-- Request --
Please quote the material exactly, every line of it.

(begin)

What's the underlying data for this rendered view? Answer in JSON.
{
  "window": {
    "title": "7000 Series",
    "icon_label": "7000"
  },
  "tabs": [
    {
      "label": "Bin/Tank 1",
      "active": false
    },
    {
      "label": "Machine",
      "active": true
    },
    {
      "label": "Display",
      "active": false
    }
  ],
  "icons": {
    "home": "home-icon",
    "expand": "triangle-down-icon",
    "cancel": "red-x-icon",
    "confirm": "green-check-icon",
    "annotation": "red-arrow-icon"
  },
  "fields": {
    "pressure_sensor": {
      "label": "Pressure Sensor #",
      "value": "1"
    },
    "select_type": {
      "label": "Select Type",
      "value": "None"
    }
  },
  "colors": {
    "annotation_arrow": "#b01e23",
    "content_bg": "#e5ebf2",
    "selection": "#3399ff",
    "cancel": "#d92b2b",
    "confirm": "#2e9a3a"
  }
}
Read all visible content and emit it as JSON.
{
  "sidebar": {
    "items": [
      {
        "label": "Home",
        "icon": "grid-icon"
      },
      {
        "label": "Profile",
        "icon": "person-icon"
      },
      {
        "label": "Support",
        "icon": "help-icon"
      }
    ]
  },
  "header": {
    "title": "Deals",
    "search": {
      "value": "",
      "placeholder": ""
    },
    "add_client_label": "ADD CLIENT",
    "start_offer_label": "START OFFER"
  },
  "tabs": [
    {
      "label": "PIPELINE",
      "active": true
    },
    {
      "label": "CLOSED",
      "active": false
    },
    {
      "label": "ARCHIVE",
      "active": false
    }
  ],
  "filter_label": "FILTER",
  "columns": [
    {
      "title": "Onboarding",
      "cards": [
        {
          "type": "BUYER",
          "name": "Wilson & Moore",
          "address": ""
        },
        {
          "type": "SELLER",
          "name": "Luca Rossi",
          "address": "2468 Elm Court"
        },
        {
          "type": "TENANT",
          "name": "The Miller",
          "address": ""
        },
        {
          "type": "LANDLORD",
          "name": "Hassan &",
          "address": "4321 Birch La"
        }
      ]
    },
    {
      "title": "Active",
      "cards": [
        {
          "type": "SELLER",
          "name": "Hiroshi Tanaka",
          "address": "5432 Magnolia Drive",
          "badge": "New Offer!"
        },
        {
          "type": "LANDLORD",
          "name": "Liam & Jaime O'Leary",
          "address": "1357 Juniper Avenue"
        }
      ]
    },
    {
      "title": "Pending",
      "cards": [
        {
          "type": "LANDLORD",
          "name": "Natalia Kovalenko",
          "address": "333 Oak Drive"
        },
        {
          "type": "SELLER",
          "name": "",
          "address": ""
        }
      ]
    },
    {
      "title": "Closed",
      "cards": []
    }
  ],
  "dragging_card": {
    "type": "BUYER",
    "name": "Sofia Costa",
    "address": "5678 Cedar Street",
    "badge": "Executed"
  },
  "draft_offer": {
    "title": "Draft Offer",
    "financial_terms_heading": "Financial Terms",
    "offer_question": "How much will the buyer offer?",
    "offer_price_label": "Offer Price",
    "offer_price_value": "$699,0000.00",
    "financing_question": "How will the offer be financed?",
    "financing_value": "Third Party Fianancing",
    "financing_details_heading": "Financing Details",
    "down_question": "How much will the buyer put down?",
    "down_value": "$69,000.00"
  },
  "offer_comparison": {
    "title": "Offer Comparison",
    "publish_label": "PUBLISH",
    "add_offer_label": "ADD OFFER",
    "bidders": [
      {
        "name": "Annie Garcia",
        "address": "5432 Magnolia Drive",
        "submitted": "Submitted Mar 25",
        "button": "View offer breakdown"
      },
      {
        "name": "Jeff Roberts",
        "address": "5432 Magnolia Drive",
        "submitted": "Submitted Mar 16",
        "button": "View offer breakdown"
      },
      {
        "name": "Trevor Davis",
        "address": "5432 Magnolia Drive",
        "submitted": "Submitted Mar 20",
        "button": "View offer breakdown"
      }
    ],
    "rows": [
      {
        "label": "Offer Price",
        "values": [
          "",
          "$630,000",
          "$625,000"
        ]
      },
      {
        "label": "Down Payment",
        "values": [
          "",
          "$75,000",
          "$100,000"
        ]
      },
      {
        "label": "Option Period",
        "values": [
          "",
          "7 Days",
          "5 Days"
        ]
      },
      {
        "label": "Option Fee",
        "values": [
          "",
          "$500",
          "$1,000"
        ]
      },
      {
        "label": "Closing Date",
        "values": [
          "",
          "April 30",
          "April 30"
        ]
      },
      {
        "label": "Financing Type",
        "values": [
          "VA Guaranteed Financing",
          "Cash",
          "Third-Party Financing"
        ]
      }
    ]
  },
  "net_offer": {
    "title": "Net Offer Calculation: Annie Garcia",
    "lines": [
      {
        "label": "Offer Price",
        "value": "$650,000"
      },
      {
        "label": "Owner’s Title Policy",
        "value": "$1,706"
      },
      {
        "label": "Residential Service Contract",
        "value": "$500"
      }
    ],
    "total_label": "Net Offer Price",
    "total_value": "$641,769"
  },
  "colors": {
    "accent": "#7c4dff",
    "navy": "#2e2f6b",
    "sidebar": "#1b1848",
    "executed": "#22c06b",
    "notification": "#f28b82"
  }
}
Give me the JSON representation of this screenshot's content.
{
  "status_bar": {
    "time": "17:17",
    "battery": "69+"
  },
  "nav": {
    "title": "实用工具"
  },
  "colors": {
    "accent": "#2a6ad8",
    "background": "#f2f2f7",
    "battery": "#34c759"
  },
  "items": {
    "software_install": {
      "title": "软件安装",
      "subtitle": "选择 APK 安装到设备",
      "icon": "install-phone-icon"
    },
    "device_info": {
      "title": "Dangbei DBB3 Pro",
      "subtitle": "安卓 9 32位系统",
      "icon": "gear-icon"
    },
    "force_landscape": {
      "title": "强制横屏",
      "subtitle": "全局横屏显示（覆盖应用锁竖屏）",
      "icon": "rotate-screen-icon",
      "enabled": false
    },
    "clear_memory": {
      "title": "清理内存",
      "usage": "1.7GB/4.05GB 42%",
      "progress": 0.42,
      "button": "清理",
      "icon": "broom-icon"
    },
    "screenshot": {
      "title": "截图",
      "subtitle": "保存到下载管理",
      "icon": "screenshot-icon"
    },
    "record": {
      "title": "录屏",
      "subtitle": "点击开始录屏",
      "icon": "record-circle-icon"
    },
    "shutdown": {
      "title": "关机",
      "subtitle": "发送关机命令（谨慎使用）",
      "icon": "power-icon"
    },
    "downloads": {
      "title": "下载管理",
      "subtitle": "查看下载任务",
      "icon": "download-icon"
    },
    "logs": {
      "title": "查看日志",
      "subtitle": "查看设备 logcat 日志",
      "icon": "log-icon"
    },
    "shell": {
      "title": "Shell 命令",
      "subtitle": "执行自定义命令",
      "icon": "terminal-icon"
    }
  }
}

(end)

-- Solution to this exercise --
What's the underlying data for this rendered view? Answer in JSON.
{
  "window": {
    "title": "7000 Series",
    "icon_label": "7000"
  },
  "tabs": [
    {
      "label": "Bin/Tank 1",
      "active": false
    },
    {
      "label": "Machine",
      "active": true
    },
    {
      "label": "Display",
      "active": false
    }
  ],
  "icons": {
    "home": "home-icon",
    "expand": "triangle-down-icon",
    "cancel": "red-x-icon",
    "confirm": "green-check-icon",
    "annotation": "red-arrow-icon"
  },
  "fields": {
    "pressure_sensor": {
      "label": "Pressure Sensor #",
      "value": "1"
    },
    "select_type": {
      "label": "Select Type",
      "value": "None"
    }
  },
  "colors": {
    "annotation_arrow": "#b01e23",
    "content_bg": "#e5ebf2",
    "selection": "#3399ff",
    "cancel": "#d92b2b",
    "confirm": "#2e9a3a"
  }
}
Read all visible content and emit it as JSON.
{
  "sidebar": {
    "items": [
      {
        "label": "Home",
        "icon": "grid-icon"
      },
      {
        "label": "Profile",
        "icon": "person-icon"
      },
      {
        "label": "Support",
        "icon": "help-icon"
      }
    ]
  },
  "header": {
    "title": "Deals",
    "search": {
      "value": "",
      "placeholder": ""
    },
    "add_client_label": "ADD CLIENT",
    "start_offer_label": "START OFFER"
  },
  "tabs": [
    {
      "label": "PIPELINE",
      "active": true
    },
    {
      "label": "CLOSED",
      "active": false
    },
    {
      "label": "ARCHIVE",
      "active": false
    }
  ],
  "filter_label": "FILTER",
  "columns": [
    {
      "title": "Onboarding",
      "cards": [
        {
          "type": "BUYER",
          "name": "Wilson & Moore",
          "address": ""
        },
        {
          "type": "SELLER",
          "name": "Luca Rossi",
          "address": "2468 Elm Court"
        },
        {
          "type": "TENANT",
          "name": "The Miller",
          "address": ""
        },
        {
          "type": "LANDLORD",
          "name": "Hassan &",
          "address": "4321 Birch La"
        }
      ]
    },
    {
      "title": "Active",
      "cards": [
        {
          "type": "SELLER",
          "name": "Hiroshi Tanaka",
          "address": "5432 Magnolia Drive",
          "badge": "New Offer!"
        },
        {
          "type": "LANDLORD",
          "name": "Liam & Jaime O'Leary",
          "address": "1357 Juniper Avenue"
        }
      ]
    },
    {
      "title": "Pending",
      "cards": [
        {
          "type": "LANDLORD",
          "name": "Natalia Kovalenko",
          "address": "333 Oak Drive"
        },
        {
          "type": "SELLER",
          "name": "",
          "address": ""
        }
      ]
    },
    {
      "title": "Closed",
      "cards": []
    }
  ],
  "dragging_card": {
    "type": "BUYER",
    "name": "Sofia Costa",
    "address": "5678 Cedar Street",
    "badge": "Executed"
  },
  "draft_offer": {
    "title": "Draft Offer",
    "financial_terms_heading": "Financial Terms",
    "offer_question": "How much will the buyer offer?",
    "offer_price_label": "Offer Price",
    "offer_price_value": "$699,0000.00",
    "financing_question": "How will the offer be financed?",
    "financing_value": "Third Party Fianancing",
    "financing_details_heading": "Financing Details",
    "down_question": "How much will the buyer put down?",
    "down_value": "$69,000.00"
  },
  "offer_comparison": {
    "title": "Offer Comparison",
    "publish_label": "PUBLISH",
    "add_offer_label": "ADD OFFER",
    "bidders": [
      {
        "name": "Annie Garcia",
        "address": "5432 Magnolia Drive",
        "submitted": "Submitted Mar 25",
        "button": "View offer breakdown"
      },
      {
        "name": "Jeff Roberts",
        "address": "5432 Magnolia Drive",
        "submitted": "Submitted Mar 16",
        "button": "View offer breakdown"
      },
      {
        "name": "Trevor Davis",
        "address": "5432 Magnolia Drive",
        "submitted": "Submitted Mar 20",
        "button": "View offer breakdown"
      }
    ],
    "rows": [
      {
        "label": "Offer Price",
        "values": [
          "",
          "$630,000",
          "$625,000"
        ]
      },
      {
        "label": "Down Payment",
        "values": [
          "",
          "$75,000",
          "$100,000"
        ]
      },
      {
        "label": "Option Period",
        "values": [
          "",
          "7 Days",
          "5 Days"
        ]
      },
      {
        "label": "Option Fee",
        "values": [
          "",
          "$500",
          "$1,000"
        ]
      },
      {
        "label": "Closing Date",
        "values": [
          "",
          "April 30",
          "April 30"
        ]
      },
      {
        "label": "Financing Type",
        "values": [
          "VA Guaranteed Financing",
          "Cash",
          "Third-Party Financing"
        ]
      }
    ]
  },
  "net_offer": {
    "title": "Net Offer Calculation: Annie Garcia",
    "lines": [
      {
        "label": "Offer Price",
        "value": "$650,000"
      },
      {
        "label": "Owner’s Title Policy",
        "value": "$1,706"
      },
      {
        "label": "Residential Service Contract",
        "value": "$500"
      }
    ],
    "total_label": "Net Offer Price",
    "total_value": "$641,769"
  },
  "colors": {
    "accent": "#7c4dff",
    "navy": "#2e2f6b",
    "sidebar": "#1b1848",
    "executed": "#22c06b",
    "notification": "#f28b82"
  }
}
Give me the JSON representation of this screenshot's content.
{
  "status_bar": {
    "time": "17:17",
    "battery": "69+"
  },
  "nav": {
    "title": "实用工具"
  },
  "colors": {
    "accent": "#2a6ad8",
    "background": "#f2f2f7",
    "battery": "#34c759"
  },
  "items": {
    "software_install": {
      "title": "软件安装",
      "subtitle": "选择 APK 安装到设备",
      "icon": "install-phone-icon"
    },
    "device_info": {
      "title": "Dangbei DBB3 Pro",
      "subtitle": "安卓 9 32位系统",
      "icon": "gear-icon"
    },
    "force_landscape": {
      "title": "强制横屏",
      "subtitle": "全局横屏显示（覆盖应用锁竖屏）",
      "icon": "rotate-screen-icon",
      "enabled": false
    },
    "clear_memory": {
      "title": "清理内存",
      "usage": "1.7GB/4.05GB 42%",
      "progress": 0.42,
      "button": "清理",
      "icon": "broom-icon"
    },
    "screenshot": {
      "title": "截图",
      "subtitle": "保存到下载管理",
      "icon": "screenshot-icon"
    },
    "record": {
      "title": "录屏",
      "subtitle": "点击开始录屏",
      "icon": "record-circle-icon"
    },
    "shutdown": {
      "title": "关机",
      "subtitle": "发送关机命令（谨慎使用）",
      "icon": "power-icon"
    },
    "downloads": {
      "title": "下载管理",
      "subtitle": "查看下载任务",
      "icon": "download-icon"
    },
    "logs": {
      "title": "查看日志",
      "subtitle": "查看设备 logcat 日志",
      "icon": "log-icon"
    },
    "shell": {
      "title": "Shell 命令",
      "subtitle": "执行自定义命令",
      "icon": "terminal-icon"
    }
  }
}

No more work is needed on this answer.